--- BEGIN ---

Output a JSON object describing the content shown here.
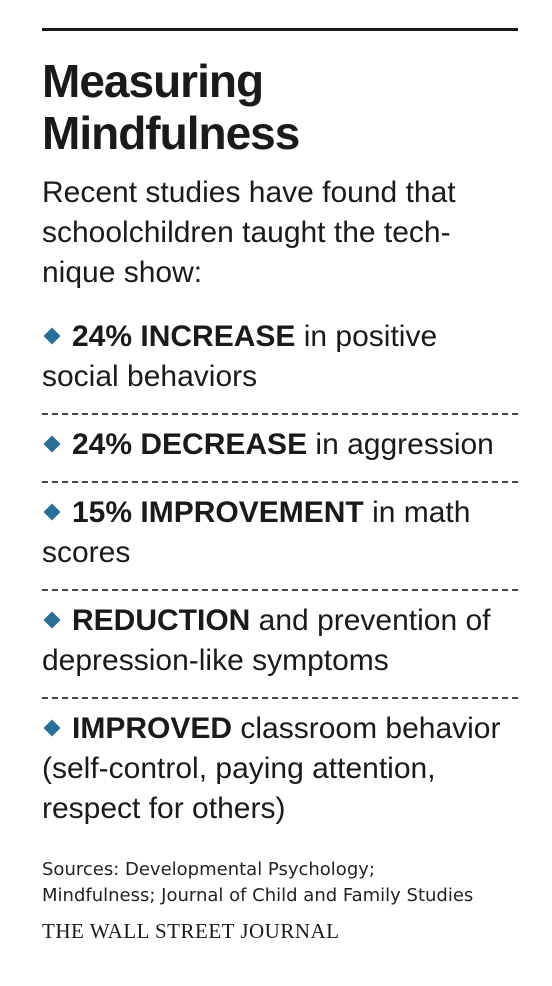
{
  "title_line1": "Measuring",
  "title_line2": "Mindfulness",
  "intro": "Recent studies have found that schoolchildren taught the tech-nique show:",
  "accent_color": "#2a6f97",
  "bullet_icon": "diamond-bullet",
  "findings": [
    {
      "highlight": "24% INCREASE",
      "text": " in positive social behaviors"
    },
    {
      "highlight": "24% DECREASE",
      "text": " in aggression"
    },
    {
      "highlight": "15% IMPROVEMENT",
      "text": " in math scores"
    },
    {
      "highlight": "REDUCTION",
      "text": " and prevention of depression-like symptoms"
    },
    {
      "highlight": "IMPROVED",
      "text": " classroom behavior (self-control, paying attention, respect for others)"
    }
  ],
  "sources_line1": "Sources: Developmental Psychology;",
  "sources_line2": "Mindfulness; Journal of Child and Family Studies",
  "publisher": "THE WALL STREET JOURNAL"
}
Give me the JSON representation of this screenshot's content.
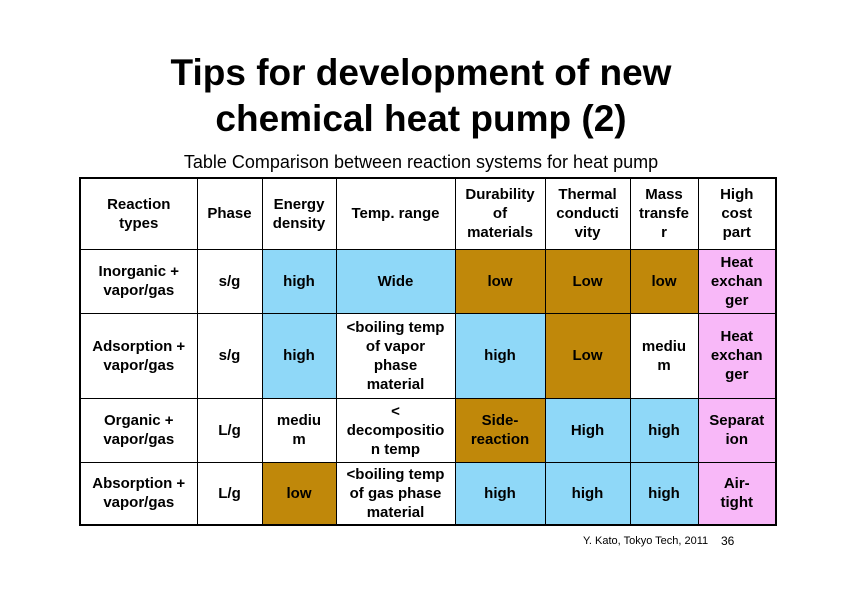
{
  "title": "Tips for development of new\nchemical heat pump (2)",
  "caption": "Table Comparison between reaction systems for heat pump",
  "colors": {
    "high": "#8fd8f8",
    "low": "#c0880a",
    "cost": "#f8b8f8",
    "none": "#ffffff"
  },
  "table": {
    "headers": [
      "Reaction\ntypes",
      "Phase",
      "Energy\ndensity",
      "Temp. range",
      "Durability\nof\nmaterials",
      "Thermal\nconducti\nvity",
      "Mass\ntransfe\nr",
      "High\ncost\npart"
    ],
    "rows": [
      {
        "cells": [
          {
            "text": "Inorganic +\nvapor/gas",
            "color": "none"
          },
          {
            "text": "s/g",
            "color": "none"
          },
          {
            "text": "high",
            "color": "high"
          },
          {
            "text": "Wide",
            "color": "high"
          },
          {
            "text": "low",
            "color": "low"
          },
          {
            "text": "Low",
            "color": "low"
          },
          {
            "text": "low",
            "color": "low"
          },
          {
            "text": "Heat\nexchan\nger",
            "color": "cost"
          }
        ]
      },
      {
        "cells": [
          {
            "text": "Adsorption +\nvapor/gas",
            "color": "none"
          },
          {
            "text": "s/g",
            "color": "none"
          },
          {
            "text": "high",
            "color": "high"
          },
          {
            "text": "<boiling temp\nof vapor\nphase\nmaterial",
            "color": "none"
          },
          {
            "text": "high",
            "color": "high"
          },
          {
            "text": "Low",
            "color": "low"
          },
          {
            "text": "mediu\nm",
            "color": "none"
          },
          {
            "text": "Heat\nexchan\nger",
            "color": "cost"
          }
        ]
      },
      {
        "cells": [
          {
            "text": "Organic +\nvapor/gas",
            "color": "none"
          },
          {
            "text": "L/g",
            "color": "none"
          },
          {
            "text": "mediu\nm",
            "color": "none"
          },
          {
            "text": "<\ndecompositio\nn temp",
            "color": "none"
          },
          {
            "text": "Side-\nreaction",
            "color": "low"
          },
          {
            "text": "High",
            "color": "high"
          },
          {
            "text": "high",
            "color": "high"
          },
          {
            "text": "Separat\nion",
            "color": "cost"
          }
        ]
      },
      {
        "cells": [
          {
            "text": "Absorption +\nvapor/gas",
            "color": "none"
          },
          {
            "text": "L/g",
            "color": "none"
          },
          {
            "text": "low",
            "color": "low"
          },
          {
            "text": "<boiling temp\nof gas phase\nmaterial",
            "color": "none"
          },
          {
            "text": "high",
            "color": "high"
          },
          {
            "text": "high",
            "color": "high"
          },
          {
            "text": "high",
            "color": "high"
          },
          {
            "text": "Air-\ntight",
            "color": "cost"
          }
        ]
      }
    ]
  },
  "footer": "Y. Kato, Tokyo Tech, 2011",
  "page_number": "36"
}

--- END ---
--- BEGIN ---

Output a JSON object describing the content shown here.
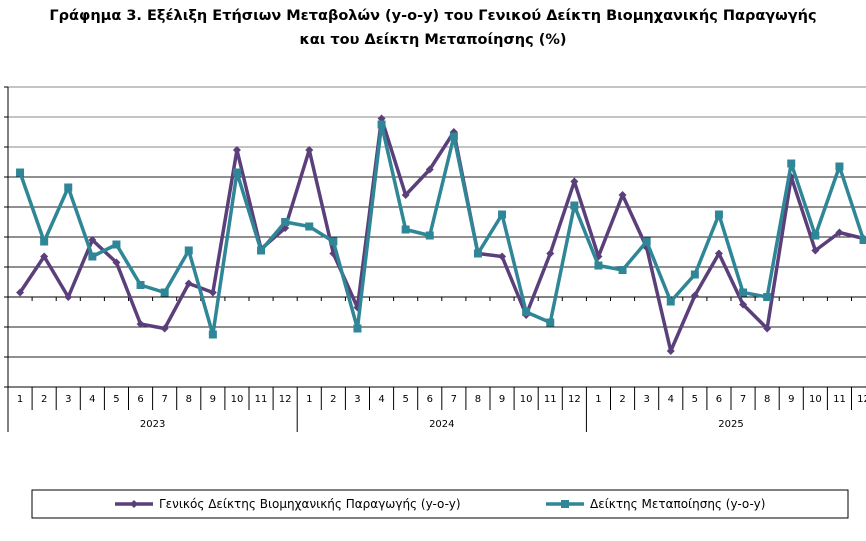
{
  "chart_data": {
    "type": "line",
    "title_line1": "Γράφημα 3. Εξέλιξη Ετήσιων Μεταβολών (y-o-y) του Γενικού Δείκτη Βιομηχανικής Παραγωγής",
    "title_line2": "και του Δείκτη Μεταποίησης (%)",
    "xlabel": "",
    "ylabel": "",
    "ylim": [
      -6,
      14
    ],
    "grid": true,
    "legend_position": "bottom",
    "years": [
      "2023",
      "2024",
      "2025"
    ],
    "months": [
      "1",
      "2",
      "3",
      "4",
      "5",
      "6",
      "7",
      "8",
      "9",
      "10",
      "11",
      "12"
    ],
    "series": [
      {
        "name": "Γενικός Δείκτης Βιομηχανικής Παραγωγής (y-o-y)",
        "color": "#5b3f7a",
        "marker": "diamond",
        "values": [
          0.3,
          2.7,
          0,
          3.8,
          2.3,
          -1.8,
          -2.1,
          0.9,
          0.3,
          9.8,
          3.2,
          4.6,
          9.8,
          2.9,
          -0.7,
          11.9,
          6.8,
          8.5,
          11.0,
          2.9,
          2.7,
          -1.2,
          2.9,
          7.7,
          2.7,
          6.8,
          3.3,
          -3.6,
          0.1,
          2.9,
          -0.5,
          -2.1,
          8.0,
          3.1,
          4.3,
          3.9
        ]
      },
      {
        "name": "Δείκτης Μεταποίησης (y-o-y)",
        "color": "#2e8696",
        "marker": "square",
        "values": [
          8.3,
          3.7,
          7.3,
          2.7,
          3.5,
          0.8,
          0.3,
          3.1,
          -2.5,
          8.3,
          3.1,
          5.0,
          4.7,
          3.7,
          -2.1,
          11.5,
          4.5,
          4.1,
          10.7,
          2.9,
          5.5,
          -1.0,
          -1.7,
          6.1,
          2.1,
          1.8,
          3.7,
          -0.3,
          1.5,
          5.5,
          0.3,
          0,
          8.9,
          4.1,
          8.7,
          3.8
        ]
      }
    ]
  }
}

--- END ---
--- BEGIN ---

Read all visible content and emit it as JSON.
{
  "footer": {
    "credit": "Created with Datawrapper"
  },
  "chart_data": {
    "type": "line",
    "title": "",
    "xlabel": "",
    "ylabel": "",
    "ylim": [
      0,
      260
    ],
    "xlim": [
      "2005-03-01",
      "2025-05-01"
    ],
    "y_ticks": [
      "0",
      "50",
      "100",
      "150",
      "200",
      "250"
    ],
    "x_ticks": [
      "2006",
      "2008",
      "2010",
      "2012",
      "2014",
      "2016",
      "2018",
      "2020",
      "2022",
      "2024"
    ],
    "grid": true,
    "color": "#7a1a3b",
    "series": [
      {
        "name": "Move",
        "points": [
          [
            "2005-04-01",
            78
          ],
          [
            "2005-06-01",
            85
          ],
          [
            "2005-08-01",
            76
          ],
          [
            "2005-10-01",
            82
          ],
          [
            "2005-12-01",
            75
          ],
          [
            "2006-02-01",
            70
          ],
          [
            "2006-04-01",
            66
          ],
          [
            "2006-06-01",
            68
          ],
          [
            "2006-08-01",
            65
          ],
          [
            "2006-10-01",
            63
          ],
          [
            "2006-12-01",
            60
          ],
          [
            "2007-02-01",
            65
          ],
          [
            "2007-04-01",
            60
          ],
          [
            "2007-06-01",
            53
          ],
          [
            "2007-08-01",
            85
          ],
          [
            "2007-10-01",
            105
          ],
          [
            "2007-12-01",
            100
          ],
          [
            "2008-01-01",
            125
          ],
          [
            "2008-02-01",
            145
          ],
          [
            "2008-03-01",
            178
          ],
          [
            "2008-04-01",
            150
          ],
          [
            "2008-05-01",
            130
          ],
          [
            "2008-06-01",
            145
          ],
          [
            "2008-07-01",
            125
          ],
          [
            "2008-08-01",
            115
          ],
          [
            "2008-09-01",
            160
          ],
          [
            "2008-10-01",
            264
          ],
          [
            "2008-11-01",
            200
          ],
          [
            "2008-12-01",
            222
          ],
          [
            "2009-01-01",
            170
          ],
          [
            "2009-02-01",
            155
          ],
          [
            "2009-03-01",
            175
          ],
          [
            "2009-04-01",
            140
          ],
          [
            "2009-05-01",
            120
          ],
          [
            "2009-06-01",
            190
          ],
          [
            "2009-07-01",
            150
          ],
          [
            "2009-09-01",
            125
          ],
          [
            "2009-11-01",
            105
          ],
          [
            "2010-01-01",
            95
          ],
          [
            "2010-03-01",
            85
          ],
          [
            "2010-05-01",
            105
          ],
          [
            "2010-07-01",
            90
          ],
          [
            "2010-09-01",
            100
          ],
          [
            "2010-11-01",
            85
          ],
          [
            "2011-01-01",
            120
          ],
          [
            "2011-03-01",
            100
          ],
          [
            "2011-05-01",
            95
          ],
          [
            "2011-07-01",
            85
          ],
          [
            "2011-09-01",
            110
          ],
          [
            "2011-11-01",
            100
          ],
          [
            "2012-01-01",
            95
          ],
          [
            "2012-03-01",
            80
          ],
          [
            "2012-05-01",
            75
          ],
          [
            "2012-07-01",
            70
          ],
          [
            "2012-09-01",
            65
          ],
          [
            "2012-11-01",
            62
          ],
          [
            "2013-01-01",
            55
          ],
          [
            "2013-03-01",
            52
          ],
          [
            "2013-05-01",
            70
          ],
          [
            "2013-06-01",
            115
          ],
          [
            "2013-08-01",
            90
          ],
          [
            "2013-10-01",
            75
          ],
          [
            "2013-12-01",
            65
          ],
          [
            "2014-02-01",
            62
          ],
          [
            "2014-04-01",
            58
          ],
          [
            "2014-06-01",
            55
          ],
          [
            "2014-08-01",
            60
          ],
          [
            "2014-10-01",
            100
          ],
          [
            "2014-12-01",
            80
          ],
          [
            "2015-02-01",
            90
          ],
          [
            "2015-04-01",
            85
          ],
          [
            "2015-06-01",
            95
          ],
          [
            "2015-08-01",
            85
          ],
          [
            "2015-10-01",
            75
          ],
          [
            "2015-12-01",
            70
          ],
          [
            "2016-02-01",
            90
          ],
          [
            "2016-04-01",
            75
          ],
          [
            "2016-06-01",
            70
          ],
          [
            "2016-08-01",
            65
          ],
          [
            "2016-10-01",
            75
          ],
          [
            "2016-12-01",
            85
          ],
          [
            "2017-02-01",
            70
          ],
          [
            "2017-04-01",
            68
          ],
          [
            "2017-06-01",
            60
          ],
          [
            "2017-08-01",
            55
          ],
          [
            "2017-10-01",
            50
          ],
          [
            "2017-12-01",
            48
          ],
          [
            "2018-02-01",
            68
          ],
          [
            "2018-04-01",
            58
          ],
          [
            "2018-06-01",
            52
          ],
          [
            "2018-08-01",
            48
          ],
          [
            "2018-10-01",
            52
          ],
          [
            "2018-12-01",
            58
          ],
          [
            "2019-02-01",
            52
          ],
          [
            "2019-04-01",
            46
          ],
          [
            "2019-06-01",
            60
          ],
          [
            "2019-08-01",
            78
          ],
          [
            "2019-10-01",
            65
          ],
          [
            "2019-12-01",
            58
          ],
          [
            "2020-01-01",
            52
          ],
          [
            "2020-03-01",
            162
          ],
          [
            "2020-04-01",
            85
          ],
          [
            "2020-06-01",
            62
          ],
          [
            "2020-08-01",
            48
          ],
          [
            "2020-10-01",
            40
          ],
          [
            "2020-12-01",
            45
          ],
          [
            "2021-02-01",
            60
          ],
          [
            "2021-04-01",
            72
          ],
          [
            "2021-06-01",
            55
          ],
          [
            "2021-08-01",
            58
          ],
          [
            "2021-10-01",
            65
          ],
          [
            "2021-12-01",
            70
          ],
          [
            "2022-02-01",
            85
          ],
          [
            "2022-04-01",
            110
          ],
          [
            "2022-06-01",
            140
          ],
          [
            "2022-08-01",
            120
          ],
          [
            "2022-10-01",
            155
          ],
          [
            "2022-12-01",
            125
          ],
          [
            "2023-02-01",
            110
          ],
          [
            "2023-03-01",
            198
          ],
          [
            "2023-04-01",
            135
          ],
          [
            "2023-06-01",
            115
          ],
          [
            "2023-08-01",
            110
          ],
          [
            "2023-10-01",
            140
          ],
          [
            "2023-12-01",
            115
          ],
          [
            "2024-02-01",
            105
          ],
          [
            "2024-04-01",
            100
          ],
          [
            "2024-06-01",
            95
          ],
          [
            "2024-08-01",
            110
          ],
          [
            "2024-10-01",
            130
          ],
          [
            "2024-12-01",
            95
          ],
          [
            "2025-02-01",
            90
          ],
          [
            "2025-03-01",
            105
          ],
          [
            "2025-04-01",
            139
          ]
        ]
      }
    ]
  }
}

--- END ---

- [Exercise directions]:
In the records, locate each line holding the string "Βιομηχανικής" and copy it.

- [Problem solution]:
    "title_line1": "Γράφημα 3. Εξέλιξη Ετήσιων Μεταβολών (y-o-y) του Γενικού Δείκτη Βιομηχανικής Παραγωγής",
        "name": "Γενικός Δείκτης Βιομηχανικής Παραγωγής (y-o-y)",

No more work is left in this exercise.